Each line that holds the word "Details" is to be identified and copied.

++++++++++++++++++++

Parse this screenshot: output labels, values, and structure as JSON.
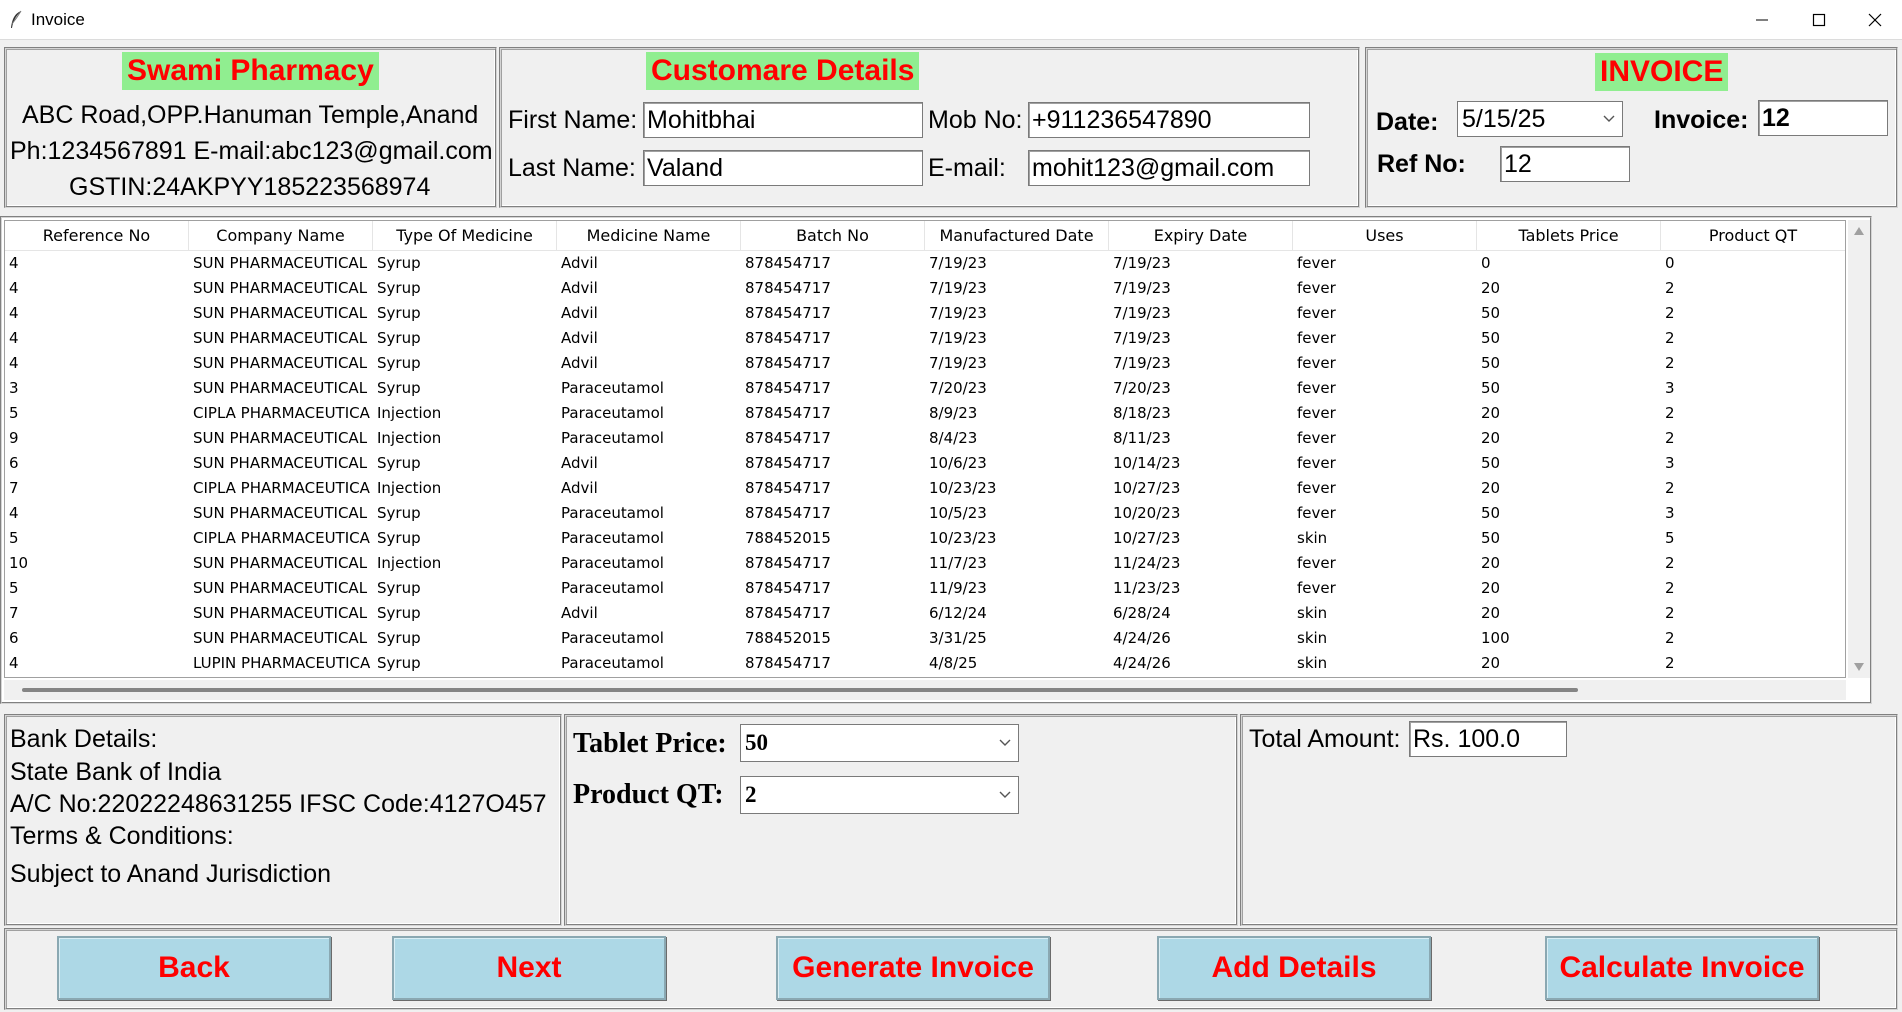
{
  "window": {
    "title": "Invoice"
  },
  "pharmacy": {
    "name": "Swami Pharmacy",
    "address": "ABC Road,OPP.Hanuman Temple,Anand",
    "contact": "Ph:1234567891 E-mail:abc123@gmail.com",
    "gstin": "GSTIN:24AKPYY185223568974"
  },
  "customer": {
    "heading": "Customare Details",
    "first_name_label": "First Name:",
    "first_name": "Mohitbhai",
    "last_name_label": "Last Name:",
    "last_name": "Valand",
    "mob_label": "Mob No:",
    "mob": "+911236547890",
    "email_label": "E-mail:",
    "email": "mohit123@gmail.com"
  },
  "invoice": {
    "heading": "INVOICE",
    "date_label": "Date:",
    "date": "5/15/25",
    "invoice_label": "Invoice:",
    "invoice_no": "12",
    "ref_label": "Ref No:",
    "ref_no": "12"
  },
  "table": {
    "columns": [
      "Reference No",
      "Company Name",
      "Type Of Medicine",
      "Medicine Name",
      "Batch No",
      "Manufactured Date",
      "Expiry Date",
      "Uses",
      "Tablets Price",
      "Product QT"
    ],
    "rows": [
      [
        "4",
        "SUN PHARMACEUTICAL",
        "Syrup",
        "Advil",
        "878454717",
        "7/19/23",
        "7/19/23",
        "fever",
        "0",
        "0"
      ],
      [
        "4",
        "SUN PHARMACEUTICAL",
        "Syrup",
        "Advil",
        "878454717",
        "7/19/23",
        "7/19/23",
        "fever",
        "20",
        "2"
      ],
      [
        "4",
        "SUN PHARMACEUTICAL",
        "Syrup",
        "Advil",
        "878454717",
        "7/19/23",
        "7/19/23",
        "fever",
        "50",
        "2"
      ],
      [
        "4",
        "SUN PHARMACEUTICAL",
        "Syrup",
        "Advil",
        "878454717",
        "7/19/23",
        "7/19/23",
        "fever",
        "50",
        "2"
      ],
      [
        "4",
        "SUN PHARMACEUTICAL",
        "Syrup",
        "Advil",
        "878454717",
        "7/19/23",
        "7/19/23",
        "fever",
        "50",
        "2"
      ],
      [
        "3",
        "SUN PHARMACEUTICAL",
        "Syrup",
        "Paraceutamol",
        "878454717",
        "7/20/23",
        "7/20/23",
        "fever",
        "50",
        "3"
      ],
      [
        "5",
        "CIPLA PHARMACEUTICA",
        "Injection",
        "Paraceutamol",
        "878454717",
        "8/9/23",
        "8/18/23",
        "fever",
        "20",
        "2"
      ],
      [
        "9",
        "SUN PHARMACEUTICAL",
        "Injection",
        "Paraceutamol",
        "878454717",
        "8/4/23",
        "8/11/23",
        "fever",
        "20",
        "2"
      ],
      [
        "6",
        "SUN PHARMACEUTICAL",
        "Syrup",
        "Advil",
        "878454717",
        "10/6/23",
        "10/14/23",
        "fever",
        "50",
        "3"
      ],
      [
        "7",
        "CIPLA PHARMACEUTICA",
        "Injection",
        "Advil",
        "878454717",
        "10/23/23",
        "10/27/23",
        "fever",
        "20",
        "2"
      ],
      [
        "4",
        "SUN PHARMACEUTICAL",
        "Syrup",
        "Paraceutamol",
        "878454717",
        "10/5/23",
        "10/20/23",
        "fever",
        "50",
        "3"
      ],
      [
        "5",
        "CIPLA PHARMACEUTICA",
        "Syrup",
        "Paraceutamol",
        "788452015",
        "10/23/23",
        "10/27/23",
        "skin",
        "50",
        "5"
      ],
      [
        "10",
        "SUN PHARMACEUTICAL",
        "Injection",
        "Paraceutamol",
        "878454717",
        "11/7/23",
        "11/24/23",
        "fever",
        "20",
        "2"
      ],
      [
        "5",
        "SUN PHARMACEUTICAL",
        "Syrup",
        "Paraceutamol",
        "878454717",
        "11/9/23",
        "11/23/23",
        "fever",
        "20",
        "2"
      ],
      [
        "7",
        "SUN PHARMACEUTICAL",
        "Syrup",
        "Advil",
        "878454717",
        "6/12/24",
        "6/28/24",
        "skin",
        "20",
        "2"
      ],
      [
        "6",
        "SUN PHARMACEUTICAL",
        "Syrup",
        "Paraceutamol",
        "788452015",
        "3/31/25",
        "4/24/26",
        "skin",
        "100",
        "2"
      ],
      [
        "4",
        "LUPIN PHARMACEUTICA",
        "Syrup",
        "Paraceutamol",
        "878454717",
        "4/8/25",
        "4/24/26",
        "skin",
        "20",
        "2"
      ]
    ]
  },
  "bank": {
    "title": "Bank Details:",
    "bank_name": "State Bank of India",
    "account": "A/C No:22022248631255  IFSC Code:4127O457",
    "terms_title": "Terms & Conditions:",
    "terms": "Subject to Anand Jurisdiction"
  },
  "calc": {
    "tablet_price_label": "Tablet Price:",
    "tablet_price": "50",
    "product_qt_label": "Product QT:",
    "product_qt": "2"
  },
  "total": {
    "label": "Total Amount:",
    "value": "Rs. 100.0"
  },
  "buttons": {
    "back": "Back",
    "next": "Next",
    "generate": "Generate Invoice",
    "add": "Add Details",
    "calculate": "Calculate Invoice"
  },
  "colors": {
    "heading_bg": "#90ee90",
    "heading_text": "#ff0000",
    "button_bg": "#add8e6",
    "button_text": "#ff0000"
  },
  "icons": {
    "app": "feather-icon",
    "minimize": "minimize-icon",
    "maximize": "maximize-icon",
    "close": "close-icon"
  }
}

++++++++++++++++++++

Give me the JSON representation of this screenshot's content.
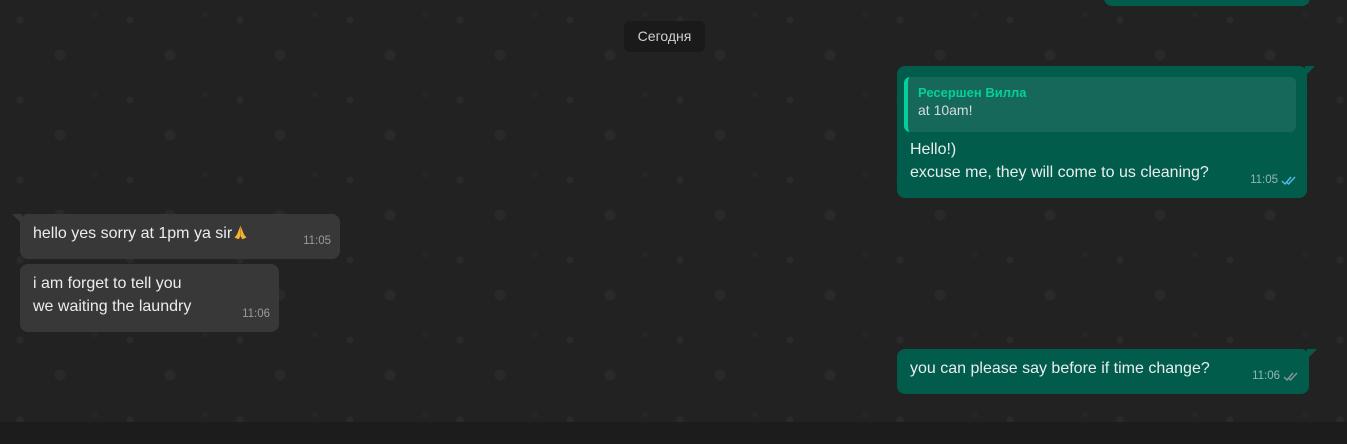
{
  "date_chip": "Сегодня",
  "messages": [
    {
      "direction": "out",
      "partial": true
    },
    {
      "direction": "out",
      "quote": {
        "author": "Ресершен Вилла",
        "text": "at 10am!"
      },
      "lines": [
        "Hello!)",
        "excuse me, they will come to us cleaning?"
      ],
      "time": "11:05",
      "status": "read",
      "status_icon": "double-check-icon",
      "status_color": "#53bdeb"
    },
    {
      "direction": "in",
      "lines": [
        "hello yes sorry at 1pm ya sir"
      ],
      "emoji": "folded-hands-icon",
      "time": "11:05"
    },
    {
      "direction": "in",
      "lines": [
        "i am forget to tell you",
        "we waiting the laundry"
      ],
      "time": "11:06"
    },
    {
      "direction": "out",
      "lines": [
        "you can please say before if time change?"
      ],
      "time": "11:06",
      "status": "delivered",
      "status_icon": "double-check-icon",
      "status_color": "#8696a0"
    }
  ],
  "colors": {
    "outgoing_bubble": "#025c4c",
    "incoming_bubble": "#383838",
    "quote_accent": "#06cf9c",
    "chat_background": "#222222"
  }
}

++++++++++++++++++++

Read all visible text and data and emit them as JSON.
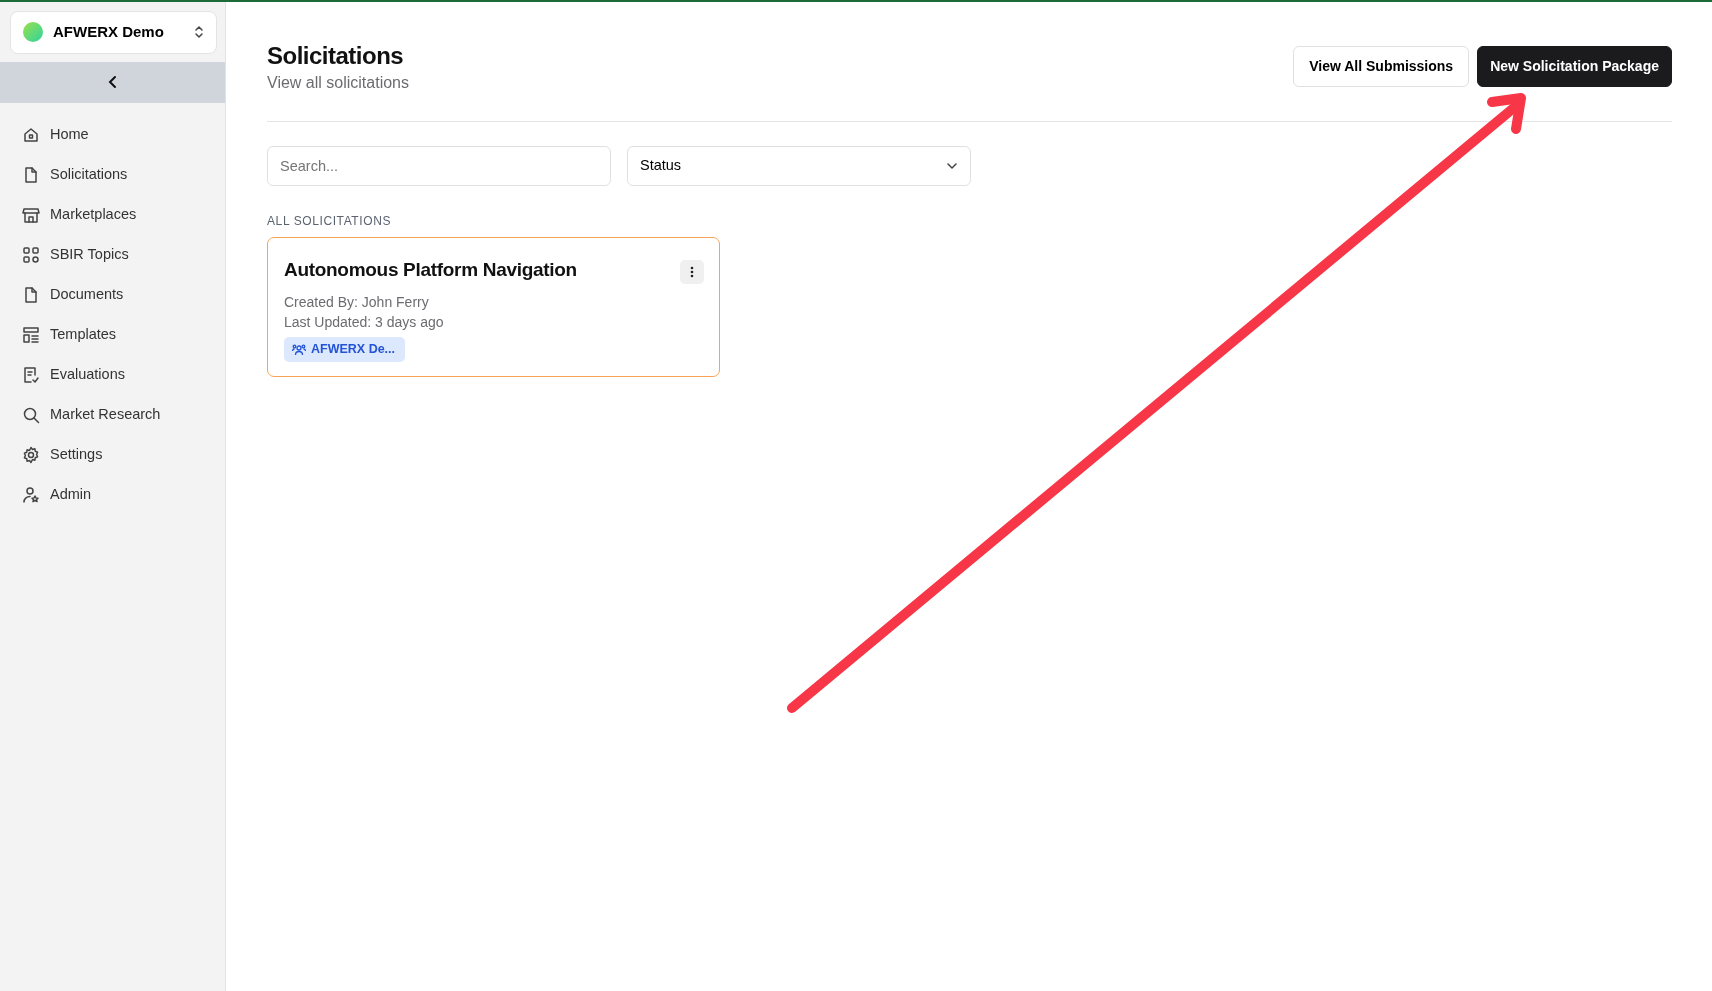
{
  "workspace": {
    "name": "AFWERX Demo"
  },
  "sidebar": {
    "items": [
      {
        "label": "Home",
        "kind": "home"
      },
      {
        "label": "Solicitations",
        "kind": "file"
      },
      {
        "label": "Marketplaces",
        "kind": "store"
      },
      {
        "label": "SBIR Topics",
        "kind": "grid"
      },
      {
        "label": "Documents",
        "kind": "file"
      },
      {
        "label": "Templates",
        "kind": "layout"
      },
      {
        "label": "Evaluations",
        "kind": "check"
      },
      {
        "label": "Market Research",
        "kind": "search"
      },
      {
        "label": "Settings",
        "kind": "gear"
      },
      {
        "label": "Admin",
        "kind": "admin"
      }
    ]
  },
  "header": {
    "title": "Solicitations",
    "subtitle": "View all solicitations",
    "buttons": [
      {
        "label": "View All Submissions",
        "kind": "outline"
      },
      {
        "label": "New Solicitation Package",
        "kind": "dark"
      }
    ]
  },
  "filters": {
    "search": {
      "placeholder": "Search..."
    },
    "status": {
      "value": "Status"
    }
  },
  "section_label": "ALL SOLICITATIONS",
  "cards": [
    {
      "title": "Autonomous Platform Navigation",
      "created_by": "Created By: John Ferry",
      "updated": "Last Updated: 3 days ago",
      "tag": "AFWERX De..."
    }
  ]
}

++++++++++++++++++++

Full answer:
    "heading": "Customare Details",
    "title": "Bank Details:",
    "add": "Add Details",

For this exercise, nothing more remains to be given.